## Work instructions
A - Reproduce verbatim the stretch of the Ghayal Once Again review below from "True Review - Film" through "(a la Antilia).".
B - Using the Ghayal Once Again review below, state whether each statement agrees with it. Answer yes or no for each, quoting the words of the review that decide it: (i) The film was directed by Sunny Deol. (ii) Raj Bansal lives in a bungalow by the beach. (iii) Joe D'Souza is played by Om Puri.
C - Go on with the Ghayal Once Again review below from its last sentence, in the same voice.

## Passage to read
::::::::

True Review - Film - Ghayal Once Again
by Niharika Puri February 7 2016, 11:22 am Estimated Reading Time: 2 mins, 31 secsCast: Sunny Deol, Om Puri, ShivamPatil, Aanchal Munjal, Soha Ali Khan
Direction: Sunny Deol
Produced: Dharmendra
Written: Sagar Pandya, Shaktimaan Talwar
Genre: Action
Duration: 123 Mins
Ghayal Once Again is more of a guilty pleasure outing than the continuation of a revenge saga. Amateur boxer Ajay Mehra (Sunny Deol) is out of jail and a vigilante up against another businessman of evil means and terrible home aesthetics (a la Antilia).
Raj Bansal (Narendra Jha) lives in a lopsided skyscraper facing the sea link. He does a lot of unmentioned illegal activities. The greatest atrocity to his business would not be the villainy of his deeds but his devious son Kabir (Abhilash Kumar), who has no qualms about offing Ajay's ACP friend and RTI activist Joe D'Souza (Om Puri) in cold blood.

::::::::

## Information given
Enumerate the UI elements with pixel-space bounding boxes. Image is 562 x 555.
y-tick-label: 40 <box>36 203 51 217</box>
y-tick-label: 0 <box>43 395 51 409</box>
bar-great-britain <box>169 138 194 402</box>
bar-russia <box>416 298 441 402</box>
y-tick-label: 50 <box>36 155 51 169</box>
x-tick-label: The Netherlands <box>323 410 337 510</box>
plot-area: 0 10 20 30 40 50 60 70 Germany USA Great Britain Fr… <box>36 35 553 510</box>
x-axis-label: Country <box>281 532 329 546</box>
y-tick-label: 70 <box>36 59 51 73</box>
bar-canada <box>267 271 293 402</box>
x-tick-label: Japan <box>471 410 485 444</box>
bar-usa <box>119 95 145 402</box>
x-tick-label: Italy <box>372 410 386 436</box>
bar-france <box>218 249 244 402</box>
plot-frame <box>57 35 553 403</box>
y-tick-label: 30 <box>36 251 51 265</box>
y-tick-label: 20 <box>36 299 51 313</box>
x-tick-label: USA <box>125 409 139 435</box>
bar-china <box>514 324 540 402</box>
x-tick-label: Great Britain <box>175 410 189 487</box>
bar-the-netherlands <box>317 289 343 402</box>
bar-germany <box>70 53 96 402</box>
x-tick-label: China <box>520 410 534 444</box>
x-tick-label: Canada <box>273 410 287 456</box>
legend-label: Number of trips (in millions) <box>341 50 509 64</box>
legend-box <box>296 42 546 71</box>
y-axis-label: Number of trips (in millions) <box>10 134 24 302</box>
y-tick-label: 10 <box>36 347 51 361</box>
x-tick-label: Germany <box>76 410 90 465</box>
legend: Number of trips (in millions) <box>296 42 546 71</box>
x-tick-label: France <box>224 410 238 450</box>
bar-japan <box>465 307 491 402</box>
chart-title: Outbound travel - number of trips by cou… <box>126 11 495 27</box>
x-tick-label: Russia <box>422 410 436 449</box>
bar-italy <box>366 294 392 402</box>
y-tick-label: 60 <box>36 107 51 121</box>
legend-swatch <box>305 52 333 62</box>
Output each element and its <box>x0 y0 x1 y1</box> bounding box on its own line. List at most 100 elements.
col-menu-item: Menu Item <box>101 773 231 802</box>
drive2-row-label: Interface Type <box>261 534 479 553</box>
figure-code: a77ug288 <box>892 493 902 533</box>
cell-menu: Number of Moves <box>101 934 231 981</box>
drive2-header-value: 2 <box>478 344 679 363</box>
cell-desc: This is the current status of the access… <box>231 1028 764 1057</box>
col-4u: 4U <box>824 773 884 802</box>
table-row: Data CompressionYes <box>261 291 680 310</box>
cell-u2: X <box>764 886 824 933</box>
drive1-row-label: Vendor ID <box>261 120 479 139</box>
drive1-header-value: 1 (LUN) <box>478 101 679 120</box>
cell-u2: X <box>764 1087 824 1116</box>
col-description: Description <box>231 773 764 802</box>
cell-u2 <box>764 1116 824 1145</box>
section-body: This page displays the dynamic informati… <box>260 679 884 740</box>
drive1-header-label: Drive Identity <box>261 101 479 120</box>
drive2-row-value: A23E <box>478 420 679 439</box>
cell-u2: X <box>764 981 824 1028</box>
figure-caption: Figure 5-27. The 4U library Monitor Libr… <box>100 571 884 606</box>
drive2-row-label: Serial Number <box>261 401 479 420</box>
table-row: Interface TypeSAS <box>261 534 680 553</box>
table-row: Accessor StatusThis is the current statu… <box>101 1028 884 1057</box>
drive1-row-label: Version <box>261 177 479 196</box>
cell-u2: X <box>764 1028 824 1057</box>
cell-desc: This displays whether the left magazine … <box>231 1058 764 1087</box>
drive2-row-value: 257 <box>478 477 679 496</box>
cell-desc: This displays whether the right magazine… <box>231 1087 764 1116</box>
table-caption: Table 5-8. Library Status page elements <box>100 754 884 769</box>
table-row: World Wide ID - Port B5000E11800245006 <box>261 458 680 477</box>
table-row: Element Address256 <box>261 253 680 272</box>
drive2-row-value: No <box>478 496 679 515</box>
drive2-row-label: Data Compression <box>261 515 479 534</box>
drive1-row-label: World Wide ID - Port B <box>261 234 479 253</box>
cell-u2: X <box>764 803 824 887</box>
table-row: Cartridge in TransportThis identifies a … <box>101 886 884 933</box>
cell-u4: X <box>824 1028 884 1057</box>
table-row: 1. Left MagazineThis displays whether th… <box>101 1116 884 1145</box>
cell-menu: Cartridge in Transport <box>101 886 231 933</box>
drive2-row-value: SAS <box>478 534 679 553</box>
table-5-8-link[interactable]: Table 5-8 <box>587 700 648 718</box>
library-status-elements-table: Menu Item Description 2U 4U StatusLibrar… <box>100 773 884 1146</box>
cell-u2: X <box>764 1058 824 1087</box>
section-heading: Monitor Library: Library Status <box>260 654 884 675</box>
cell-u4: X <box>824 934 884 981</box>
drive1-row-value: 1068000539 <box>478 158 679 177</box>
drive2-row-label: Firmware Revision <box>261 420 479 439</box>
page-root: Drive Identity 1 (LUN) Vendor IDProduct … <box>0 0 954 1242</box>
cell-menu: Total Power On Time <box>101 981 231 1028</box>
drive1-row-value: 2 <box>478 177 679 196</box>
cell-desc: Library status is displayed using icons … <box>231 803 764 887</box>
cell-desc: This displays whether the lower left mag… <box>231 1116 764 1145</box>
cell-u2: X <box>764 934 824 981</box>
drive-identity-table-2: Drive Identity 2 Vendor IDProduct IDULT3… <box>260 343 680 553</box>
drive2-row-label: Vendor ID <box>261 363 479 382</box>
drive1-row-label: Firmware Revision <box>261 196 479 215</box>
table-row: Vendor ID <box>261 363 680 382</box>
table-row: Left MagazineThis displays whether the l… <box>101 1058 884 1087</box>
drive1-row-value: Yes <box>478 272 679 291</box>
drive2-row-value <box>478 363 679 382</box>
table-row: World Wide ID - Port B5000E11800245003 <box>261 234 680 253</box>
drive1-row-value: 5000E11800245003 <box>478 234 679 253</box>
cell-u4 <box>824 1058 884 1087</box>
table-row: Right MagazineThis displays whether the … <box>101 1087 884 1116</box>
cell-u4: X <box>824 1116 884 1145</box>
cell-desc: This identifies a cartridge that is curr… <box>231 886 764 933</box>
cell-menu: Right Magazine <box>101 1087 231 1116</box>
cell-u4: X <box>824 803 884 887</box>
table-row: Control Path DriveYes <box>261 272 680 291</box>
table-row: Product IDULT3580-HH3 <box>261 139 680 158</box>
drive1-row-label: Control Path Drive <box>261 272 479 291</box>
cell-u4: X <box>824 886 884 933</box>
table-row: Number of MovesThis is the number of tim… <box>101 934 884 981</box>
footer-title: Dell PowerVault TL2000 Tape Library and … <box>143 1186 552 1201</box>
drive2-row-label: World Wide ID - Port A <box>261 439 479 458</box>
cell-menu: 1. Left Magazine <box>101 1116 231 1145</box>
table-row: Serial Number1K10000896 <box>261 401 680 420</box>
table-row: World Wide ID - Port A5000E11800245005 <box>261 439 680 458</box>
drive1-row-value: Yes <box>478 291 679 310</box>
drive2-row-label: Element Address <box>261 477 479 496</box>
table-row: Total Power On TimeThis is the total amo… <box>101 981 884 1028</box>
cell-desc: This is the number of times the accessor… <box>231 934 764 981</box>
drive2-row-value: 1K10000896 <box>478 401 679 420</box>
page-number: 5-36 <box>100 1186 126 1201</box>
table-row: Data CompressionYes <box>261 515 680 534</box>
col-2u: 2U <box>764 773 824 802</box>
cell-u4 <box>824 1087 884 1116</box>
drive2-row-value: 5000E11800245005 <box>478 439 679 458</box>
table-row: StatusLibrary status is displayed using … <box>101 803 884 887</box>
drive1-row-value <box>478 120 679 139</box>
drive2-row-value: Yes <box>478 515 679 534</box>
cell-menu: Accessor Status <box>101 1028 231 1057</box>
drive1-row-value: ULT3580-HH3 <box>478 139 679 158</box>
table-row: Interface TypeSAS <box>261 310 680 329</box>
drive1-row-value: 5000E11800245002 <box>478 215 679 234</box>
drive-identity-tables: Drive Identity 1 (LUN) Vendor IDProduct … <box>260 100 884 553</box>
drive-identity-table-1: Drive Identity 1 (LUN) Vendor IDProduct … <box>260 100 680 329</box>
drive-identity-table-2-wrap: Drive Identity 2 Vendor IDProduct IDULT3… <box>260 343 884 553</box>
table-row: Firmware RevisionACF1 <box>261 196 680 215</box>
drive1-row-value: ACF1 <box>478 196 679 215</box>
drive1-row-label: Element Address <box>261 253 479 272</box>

::::::::

## List of answers
A -
True Review - Film - Ghayal Once Again
by Niharika Puri February 7 2016, 11:22 am Estimated Reading Time: 2 mins, 31 secsCast: Sunny Deol, Om Puri, ShivamPatil, Aanchal Munjal, Soha Ali Khan
Direction: Sunny Deol
Produced: Dharmendra
Written: Sagar Pandya, Shaktimaan Talwar
Genre: Action
Duration: 123 Mins
Ghayal Once Again is more of a guilty pleasure outing than the continuation of a revenge saga. Amateur boxer Ajay Mehra (Sunny Deol) is out of jail and a vigilante up against another businessman of evil means and terrible home aesthetics (a la Antilia).

B -
(i) Yes: "Direction: Sunny Deol"
(ii) No: "lives in a lopsided skyscraper facing the sea link"
(iii) Yes: "Joe D'Souza (Om Puri)"

C -
Four teens - Rohan (Shivam Patil), Anushka (Aanchal Munjal), Zoya (Diana Naaz Khan) and Varun (Rishabh Ravi Arora) stumble upon the video footage of the murder, which happens behind two strange CGI birds. The only man who can help them is Ajay Mehra. He isn't the most stable of allies, being prone to frequent monochrome hallucinations of scenes from the earlier film and needing neurologist Riya (Soha Ali Khan) to ply him with medication.
Still, he runs a vigilante agency (or something...) with his righteous, ex-convict friends. It is called Satyakam, so let us take a moment to acknowledge the nod to the Hrishikesh Mukherjee classic, starring Dharmendra as an unbending government official who dies for his beliefs. Ghayal Once Again does not venture into such bleak territory in the climax. In fact, the film is an antithesis of bleakness, good filmmaking and even logic. That is exactly what makes it so entertaining.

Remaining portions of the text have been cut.